Written instruction
Check every line of the data below for the string "marker", and copy the ones that hold it.

Records provided
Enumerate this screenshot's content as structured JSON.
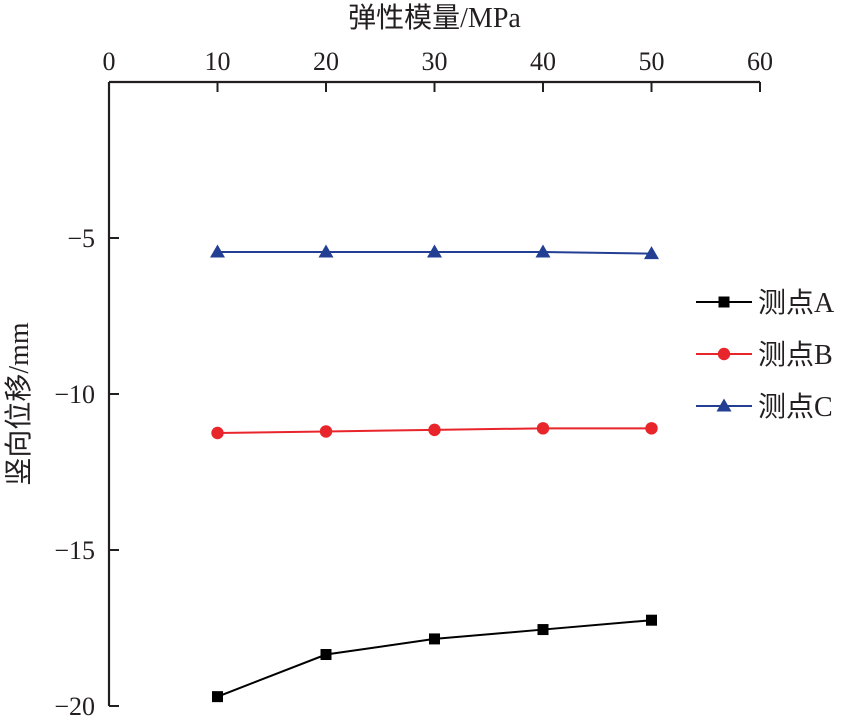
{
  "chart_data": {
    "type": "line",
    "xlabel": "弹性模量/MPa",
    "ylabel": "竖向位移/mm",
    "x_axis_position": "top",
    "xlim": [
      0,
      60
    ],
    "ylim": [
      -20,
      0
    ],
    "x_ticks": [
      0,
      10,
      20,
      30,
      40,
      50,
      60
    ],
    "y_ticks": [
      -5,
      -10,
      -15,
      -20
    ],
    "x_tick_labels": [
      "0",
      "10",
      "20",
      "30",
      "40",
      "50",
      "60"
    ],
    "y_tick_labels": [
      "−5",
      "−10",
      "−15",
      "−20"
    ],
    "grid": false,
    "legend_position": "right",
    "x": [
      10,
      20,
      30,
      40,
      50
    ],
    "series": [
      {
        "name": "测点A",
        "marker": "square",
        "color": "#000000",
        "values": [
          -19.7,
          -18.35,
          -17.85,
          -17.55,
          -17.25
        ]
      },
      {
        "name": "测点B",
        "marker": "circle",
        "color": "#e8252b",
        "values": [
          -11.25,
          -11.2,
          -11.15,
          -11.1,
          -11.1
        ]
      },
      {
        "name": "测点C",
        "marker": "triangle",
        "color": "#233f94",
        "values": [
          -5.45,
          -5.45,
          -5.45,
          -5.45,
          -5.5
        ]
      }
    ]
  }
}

Right answer
        "marker": "square",
        "marker": "circle",
        "marker": "triangle",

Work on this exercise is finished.